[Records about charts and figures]
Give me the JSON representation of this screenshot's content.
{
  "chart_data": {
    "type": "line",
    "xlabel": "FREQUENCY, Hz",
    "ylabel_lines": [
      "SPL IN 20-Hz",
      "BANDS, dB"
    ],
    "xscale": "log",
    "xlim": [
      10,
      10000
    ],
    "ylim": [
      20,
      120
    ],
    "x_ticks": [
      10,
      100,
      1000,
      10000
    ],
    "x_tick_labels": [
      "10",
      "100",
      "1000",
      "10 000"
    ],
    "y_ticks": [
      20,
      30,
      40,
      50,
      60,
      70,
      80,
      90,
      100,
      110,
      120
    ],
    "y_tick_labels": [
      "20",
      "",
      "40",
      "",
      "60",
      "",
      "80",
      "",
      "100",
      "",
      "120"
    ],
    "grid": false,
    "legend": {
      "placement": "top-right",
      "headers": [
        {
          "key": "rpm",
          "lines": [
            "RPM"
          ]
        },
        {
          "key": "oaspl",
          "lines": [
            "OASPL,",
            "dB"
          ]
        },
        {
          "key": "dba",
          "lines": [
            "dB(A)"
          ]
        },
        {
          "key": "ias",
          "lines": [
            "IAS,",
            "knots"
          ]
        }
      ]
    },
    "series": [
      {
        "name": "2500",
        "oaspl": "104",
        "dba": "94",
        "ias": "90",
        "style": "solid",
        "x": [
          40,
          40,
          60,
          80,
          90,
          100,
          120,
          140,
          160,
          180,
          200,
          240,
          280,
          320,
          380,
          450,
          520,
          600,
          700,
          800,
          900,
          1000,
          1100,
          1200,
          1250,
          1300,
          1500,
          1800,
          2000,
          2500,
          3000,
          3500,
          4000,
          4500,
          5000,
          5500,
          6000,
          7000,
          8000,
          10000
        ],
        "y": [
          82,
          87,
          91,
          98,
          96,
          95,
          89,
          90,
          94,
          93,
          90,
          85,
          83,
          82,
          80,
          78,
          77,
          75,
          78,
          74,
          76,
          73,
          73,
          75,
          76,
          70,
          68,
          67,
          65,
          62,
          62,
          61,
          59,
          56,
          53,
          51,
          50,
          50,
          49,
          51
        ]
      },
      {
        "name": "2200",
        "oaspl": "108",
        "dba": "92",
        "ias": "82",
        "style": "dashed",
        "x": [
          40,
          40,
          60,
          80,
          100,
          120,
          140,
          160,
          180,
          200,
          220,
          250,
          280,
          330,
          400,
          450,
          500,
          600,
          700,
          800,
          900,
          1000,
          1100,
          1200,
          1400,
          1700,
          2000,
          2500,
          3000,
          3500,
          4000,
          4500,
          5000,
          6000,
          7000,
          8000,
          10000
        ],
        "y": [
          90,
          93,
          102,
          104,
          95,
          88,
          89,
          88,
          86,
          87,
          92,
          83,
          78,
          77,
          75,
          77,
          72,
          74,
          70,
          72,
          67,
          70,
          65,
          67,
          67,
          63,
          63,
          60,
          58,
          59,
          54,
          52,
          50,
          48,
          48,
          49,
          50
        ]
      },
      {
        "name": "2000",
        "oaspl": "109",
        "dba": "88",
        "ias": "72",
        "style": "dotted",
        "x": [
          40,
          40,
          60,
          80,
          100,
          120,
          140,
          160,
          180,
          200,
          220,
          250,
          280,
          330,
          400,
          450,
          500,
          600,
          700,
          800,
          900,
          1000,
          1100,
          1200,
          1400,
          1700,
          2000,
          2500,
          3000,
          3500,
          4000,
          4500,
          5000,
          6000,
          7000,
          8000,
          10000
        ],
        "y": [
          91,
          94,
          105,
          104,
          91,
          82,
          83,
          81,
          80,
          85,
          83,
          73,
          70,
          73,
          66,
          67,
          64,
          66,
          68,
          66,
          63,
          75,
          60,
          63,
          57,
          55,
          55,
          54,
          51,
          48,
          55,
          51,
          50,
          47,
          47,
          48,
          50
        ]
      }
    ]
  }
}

TASK TO CARRY OUT: Set out every line from the material that contains the string "style".

EXPECTED ANSWER:
        "style": "solid",
        "style": "dashed",
        "style": "dotted",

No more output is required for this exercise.